--- Work to do ---
Go through the entries below and copy each line containing the word "color".

--- Start Records shown ---

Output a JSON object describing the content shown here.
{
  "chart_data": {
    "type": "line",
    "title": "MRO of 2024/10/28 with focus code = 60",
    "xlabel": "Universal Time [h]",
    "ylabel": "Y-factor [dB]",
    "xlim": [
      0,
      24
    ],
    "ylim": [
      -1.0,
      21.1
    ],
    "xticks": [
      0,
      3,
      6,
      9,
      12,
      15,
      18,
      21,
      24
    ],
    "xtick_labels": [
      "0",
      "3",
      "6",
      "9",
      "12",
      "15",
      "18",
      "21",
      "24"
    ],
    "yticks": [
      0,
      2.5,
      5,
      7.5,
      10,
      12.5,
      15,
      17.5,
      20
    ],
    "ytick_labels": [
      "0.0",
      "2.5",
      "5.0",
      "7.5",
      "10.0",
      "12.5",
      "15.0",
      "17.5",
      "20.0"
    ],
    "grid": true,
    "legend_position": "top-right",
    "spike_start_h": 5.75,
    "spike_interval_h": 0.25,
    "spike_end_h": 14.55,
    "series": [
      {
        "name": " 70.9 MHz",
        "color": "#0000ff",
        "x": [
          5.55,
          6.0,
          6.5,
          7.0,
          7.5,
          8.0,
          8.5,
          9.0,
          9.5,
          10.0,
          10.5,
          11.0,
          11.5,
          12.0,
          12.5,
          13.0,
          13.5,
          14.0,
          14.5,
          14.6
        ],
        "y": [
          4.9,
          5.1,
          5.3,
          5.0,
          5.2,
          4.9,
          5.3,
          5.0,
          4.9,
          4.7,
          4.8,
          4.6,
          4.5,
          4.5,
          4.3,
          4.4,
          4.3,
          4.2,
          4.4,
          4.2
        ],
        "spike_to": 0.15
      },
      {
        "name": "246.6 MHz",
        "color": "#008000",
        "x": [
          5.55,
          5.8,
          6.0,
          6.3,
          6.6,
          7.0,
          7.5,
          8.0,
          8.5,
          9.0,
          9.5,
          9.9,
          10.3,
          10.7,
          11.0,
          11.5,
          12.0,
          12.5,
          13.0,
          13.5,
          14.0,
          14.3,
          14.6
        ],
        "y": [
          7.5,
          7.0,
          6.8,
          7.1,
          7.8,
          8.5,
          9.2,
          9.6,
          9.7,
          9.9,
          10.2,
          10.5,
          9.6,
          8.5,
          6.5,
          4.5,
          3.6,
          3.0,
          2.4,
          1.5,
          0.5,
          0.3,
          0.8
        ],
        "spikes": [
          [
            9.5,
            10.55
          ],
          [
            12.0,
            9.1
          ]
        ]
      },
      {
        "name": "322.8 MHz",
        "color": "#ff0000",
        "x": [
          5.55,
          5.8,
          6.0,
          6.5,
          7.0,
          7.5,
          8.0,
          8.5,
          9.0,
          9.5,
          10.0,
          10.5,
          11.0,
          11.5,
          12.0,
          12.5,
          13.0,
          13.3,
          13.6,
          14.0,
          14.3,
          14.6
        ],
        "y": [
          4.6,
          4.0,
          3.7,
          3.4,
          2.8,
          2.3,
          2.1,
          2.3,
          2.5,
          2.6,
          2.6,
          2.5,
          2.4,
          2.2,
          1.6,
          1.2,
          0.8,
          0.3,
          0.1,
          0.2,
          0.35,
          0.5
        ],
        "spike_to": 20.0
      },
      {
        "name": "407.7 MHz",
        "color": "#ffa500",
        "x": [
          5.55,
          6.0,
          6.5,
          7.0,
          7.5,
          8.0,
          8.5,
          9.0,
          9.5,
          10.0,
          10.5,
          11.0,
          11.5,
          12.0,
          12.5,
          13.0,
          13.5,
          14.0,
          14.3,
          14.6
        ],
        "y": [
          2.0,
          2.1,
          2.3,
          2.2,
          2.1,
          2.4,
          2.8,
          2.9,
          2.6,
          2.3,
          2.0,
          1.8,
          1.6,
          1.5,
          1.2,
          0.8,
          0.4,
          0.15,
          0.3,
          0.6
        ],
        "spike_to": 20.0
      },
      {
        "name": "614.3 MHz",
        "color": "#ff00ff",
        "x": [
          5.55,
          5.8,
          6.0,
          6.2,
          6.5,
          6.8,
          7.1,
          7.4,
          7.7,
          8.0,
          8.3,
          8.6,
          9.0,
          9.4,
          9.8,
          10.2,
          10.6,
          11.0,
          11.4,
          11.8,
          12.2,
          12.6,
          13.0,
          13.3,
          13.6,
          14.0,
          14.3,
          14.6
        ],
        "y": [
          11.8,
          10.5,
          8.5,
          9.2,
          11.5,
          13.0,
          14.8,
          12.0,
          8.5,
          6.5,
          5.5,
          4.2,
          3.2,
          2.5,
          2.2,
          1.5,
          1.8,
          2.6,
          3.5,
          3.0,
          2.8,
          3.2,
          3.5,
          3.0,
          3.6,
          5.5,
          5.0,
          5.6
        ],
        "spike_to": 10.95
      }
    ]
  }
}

--- End Records shown ---

--- Answer to this task ---
        "color": "#0000ff",
        "color": "#008000",
        "color": "#ff0000",
        "color": "#ffa500",
        "color": "#ff00ff",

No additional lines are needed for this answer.